→ **Do this**
Which lines in the material below contain the word "from"? Copy each of them.

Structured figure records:
┏━━

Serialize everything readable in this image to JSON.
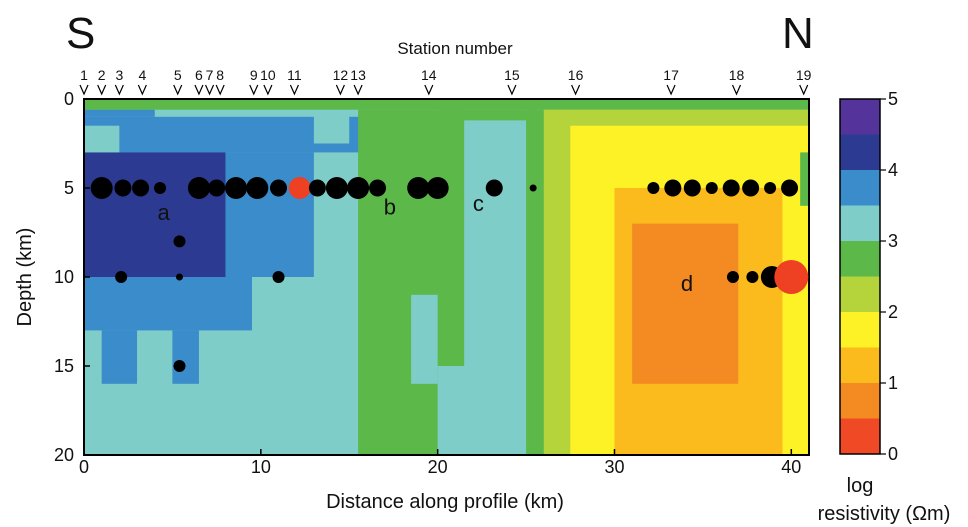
{
  "chart_data": {
    "type": "heatmap",
    "title": "",
    "direction_left": "S",
    "direction_right": "N",
    "top_axis_title": "Station number",
    "stations": [
      {
        "label": "1",
        "x": 0.0
      },
      {
        "label": "2",
        "x": 1.0
      },
      {
        "label": "3",
        "x": 2.0
      },
      {
        "label": "4",
        "x": 3.3
      },
      {
        "label": "5",
        "x": 5.3
      },
      {
        "label": "6",
        "x": 6.5
      },
      {
        "label": "7",
        "x": 7.1
      },
      {
        "label": "8",
        "x": 7.7
      },
      {
        "label": "9",
        "x": 9.6
      },
      {
        "label": "10",
        "x": 10.4
      },
      {
        "label": "11",
        "x": 11.9
      },
      {
        "label": "12",
        "x": 14.5
      },
      {
        "label": "13",
        "x": 15.5
      },
      {
        "label": "14",
        "x": 19.5
      },
      {
        "label": "15",
        "x": 24.2
      },
      {
        "label": "16",
        "x": 27.8
      },
      {
        "label": "17",
        "x": 33.2
      },
      {
        "label": "18",
        "x": 36.9
      },
      {
        "label": "19",
        "x": 40.7
      }
    ],
    "xlabel": "Distance along profile (km)",
    "ylabel": "Depth (km)",
    "xlim": [
      0,
      41
    ],
    "ylim": [
      0,
      20
    ],
    "y_inverted": true,
    "xticks": [
      0,
      10,
      20,
      30,
      40
    ],
    "yticks": [
      0,
      5,
      10,
      15,
      20
    ],
    "colorbar": {
      "label_line1": "log",
      "label_line2": "resistivity (Ωm)",
      "ticks": [
        0,
        1,
        2,
        3,
        4,
        5
      ],
      "bands": [
        {
          "from": 0.0,
          "to": 0.5,
          "color": "#ef4a25"
        },
        {
          "from": 0.5,
          "to": 1.0,
          "color": "#f48a22"
        },
        {
          "from": 1.0,
          "to": 1.5,
          "color": "#fbbb1c"
        },
        {
          "from": 1.5,
          "to": 2.0,
          "color": "#fdf225"
        },
        {
          "from": 2.0,
          "to": 2.5,
          "color": "#b5d33a"
        },
        {
          "from": 2.5,
          "to": 3.0,
          "color": "#5cb848"
        },
        {
          "from": 3.0,
          "to": 3.5,
          "color": "#7fcdc9"
        },
        {
          "from": 3.5,
          "to": 4.0,
          "color": "#3a8ccb"
        },
        {
          "from": 4.0,
          "to": 4.5,
          "color": "#2d3a92"
        },
        {
          "from": 4.5,
          "to": 5.0,
          "color": "#54349a"
        }
      ]
    },
    "background_value": 3.2,
    "regions": [
      {
        "x": [
          0,
          4
        ],
        "y": [
          0.6,
          1.0
        ],
        "value": 3.7
      },
      {
        "x": [
          0,
          16
        ],
        "y": [
          1.0,
          3.0
        ],
        "value": 3.7
      },
      {
        "x": [
          0,
          13
        ],
        "y": [
          3.0,
          10.0
        ],
        "value": 3.7
      },
      {
        "x": [
          0,
          9.5
        ],
        "y": [
          10.0,
          13.0
        ],
        "value": 3.7
      },
      {
        "x": [
          1,
          3
        ],
        "y": [
          13.0,
          16.0
        ],
        "value": 3.7
      },
      {
        "x": [
          5,
          6.5
        ],
        "y": [
          13.0,
          16.0
        ],
        "value": 3.7
      },
      {
        "x": [
          0,
          8
        ],
        "y": [
          3.0,
          10.0
        ],
        "value": 4.2
      },
      {
        "x": [
          0,
          2
        ],
        "y": [
          1.5,
          3.0
        ],
        "value": 3.2
      },
      {
        "x": [
          13,
          15
        ],
        "y": [
          0.8,
          2.5
        ],
        "value": 3.2
      },
      {
        "x": [
          0,
          41
        ],
        "y": [
          0,
          0.6
        ],
        "value": 2.7
      },
      {
        "x": [
          15.5,
          21.5
        ],
        "y": [
          0.6,
          20
        ],
        "value": 2.7
      },
      {
        "x": [
          20,
          25.5
        ],
        "y": [
          0.6,
          1.2
        ],
        "value": 2.7
      },
      {
        "x": [
          25,
          27.5
        ],
        "y": [
          0.6,
          20
        ],
        "value": 2.7
      },
      {
        "x": [
          18.5,
          20
        ],
        "y": [
          11.0,
          16.0
        ],
        "value": 3.2
      },
      {
        "x": [
          20,
          22
        ],
        "y": [
          15.0,
          20
        ],
        "value": 3.2
      },
      {
        "x": [
          26,
          41
        ],
        "y": [
          0.6,
          20
        ],
        "value": 2.2
      },
      {
        "x": [
          27.5,
          41
        ],
        "y": [
          1.5,
          20
        ],
        "value": 1.7
      },
      {
        "x": [
          30,
          39.5
        ],
        "y": [
          5.0,
          20
        ],
        "value": 1.2
      },
      {
        "x": [
          31,
          37
        ],
        "y": [
          7.0,
          16.0
        ],
        "value": 0.7
      },
      {
        "x": [
          40.5,
          41
        ],
        "y": [
          3.0,
          6.0
        ],
        "value": 2.7
      }
    ],
    "sites": [
      {
        "x": 1.0,
        "depth": 5,
        "size": 3,
        "color": "black"
      },
      {
        "x": 2.2,
        "depth": 5,
        "size": 2,
        "color": "black"
      },
      {
        "x": 3.2,
        "depth": 5,
        "size": 2,
        "color": "black"
      },
      {
        "x": 4.3,
        "depth": 5,
        "size": 1,
        "color": "black"
      },
      {
        "x": 6.5,
        "depth": 5,
        "size": 3,
        "color": "black"
      },
      {
        "x": 7.5,
        "depth": 5,
        "size": 2,
        "color": "black"
      },
      {
        "x": 8.6,
        "depth": 5,
        "size": 3,
        "color": "black"
      },
      {
        "x": 9.8,
        "depth": 5,
        "size": 3,
        "color": "black"
      },
      {
        "x": 11.0,
        "depth": 5,
        "size": 2,
        "color": "black"
      },
      {
        "x": 12.2,
        "depth": 5,
        "size": 3,
        "color": "red"
      },
      {
        "x": 13.2,
        "depth": 5,
        "size": 2,
        "color": "black"
      },
      {
        "x": 14.3,
        "depth": 5,
        "size": 3,
        "color": "black"
      },
      {
        "x": 15.5,
        "depth": 5,
        "size": 3,
        "color": "black"
      },
      {
        "x": 16.6,
        "depth": 5,
        "size": 2,
        "color": "black"
      },
      {
        "x": 18.9,
        "depth": 5,
        "size": 3,
        "color": "black"
      },
      {
        "x": 20.0,
        "depth": 5,
        "size": 3,
        "color": "black"
      },
      {
        "x": 23.2,
        "depth": 5,
        "size": 2,
        "color": "black"
      },
      {
        "x": 25.4,
        "depth": 5,
        "size": 0,
        "color": "black"
      },
      {
        "x": 32.2,
        "depth": 5,
        "size": 1,
        "color": "black"
      },
      {
        "x": 33.3,
        "depth": 5,
        "size": 2,
        "color": "black"
      },
      {
        "x": 34.4,
        "depth": 5,
        "size": 2,
        "color": "black"
      },
      {
        "x": 35.5,
        "depth": 5,
        "size": 1,
        "color": "black"
      },
      {
        "x": 36.6,
        "depth": 5,
        "size": 2,
        "color": "black"
      },
      {
        "x": 37.7,
        "depth": 5,
        "size": 2,
        "color": "black"
      },
      {
        "x": 38.8,
        "depth": 5,
        "size": 1,
        "color": "black"
      },
      {
        "x": 39.9,
        "depth": 5,
        "size": 2,
        "color": "black"
      },
      {
        "x": 5.4,
        "depth": 8,
        "size": 1,
        "color": "black"
      },
      {
        "x": 2.1,
        "depth": 10,
        "size": 1,
        "color": "black"
      },
      {
        "x": 5.4,
        "depth": 10,
        "size": 0,
        "color": "black"
      },
      {
        "x": 11.0,
        "depth": 10,
        "size": 1,
        "color": "black"
      },
      {
        "x": 36.7,
        "depth": 10,
        "size": 1,
        "color": "black"
      },
      {
        "x": 37.8,
        "depth": 10,
        "size": 1,
        "color": "black"
      },
      {
        "x": 38.9,
        "depth": 10,
        "size": 3,
        "color": "black"
      },
      {
        "x": 40.0,
        "depth": 10,
        "size": 4,
        "color": "red"
      },
      {
        "x": 5.4,
        "depth": 15,
        "size": 1,
        "color": "black"
      }
    ],
    "annotations": [
      {
        "text": "a",
        "x": 4.5,
        "depth": 6.8
      },
      {
        "text": "b",
        "x": 17.3,
        "depth": 6.5
      },
      {
        "text": "c",
        "x": 22.3,
        "depth": 6.3
      },
      {
        "text": "d",
        "x": 34.1,
        "depth": 10.8
      }
    ]
  }
}
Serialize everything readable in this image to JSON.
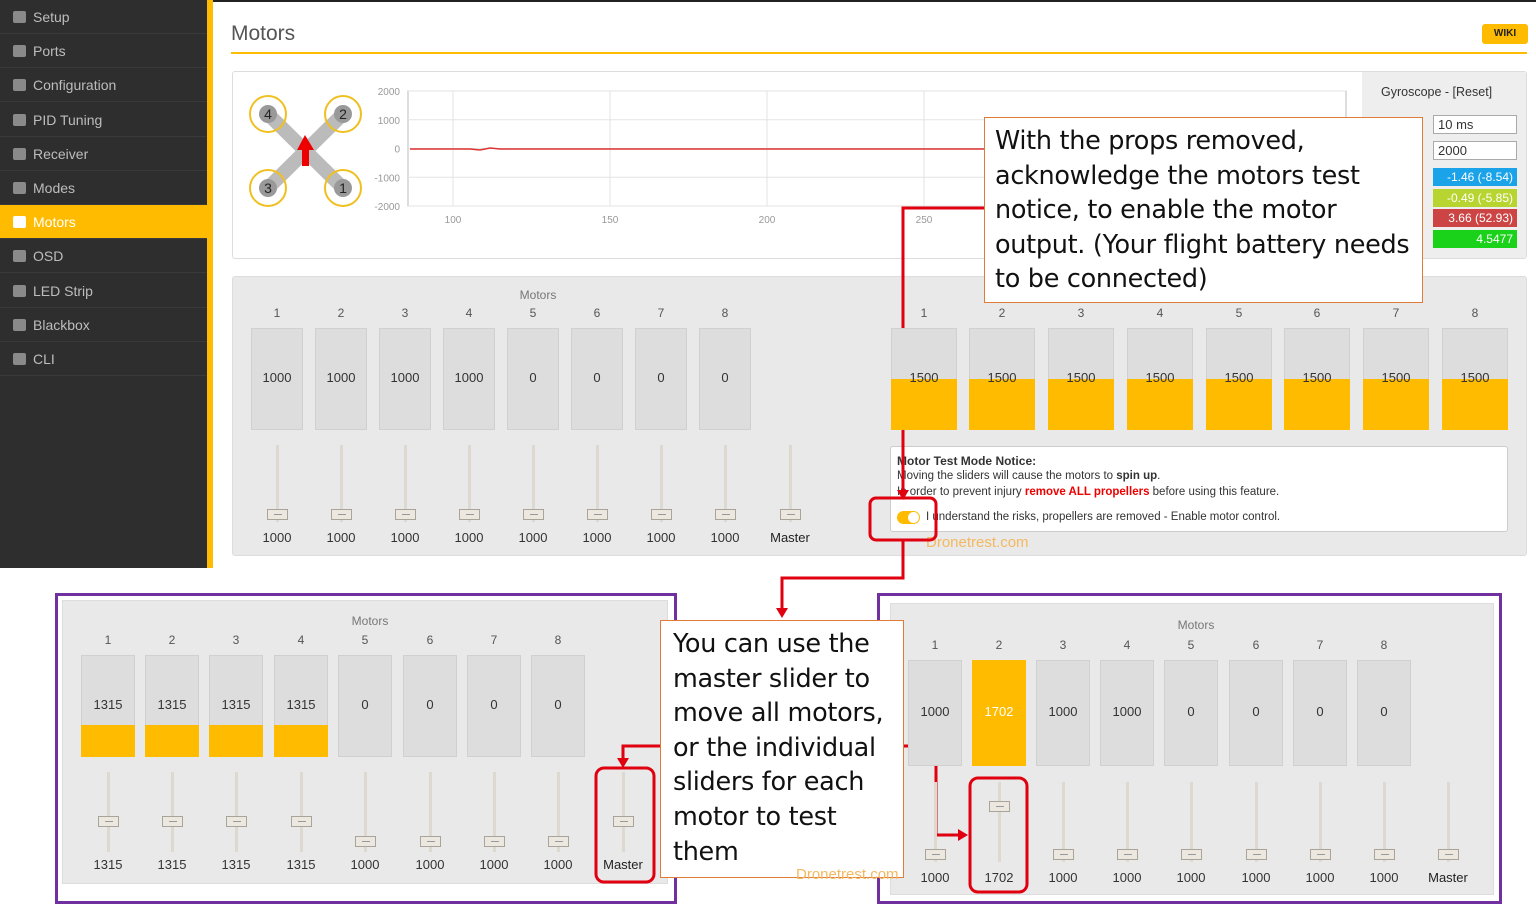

┗━━

→ **Exercise answer**
          "from": 0.0,
          "from": 0.5,
          "from": 1.0,
          "from": 1.5,
          "from": 2.0,
          "from": 2.5,
          "from": 3.0,
          "from": 3.5,
          "from": 4.0,
          "from": 4.5,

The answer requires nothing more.